§ **Work to be completed**:
Look through the material below. Copy every line with the string "снеток" in it.

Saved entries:

_ _ _ _ _ _ _

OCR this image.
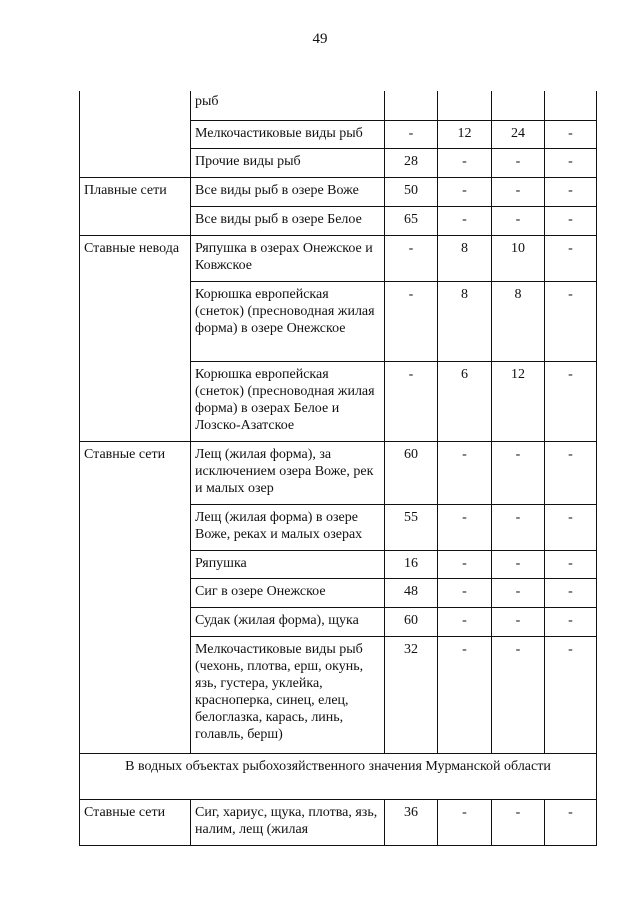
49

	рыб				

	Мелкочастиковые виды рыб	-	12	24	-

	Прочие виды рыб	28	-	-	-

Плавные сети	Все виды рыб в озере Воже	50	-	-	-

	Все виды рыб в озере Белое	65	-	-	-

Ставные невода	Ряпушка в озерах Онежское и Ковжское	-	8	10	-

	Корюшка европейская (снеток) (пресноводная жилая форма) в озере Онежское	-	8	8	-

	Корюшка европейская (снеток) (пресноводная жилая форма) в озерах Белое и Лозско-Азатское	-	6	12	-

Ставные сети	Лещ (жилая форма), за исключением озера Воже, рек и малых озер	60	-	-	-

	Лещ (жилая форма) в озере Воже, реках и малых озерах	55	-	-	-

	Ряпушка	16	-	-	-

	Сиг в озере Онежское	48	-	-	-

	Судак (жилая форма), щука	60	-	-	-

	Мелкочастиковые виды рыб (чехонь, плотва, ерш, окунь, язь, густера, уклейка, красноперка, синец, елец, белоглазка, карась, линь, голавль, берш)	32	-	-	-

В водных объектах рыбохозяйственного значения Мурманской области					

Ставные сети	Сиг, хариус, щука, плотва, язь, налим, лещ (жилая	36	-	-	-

_ _ _ _ _ _ _

§ **Answer in full**:
	Корюшка европейская (снеток) (пресноводная жилая форма) в озере Онежское	-	8	8	-
	Корюшка европейская (снеток) (пресноводная жилая форма) в озерах Белое и Лозско-Азатское	-	6	12	-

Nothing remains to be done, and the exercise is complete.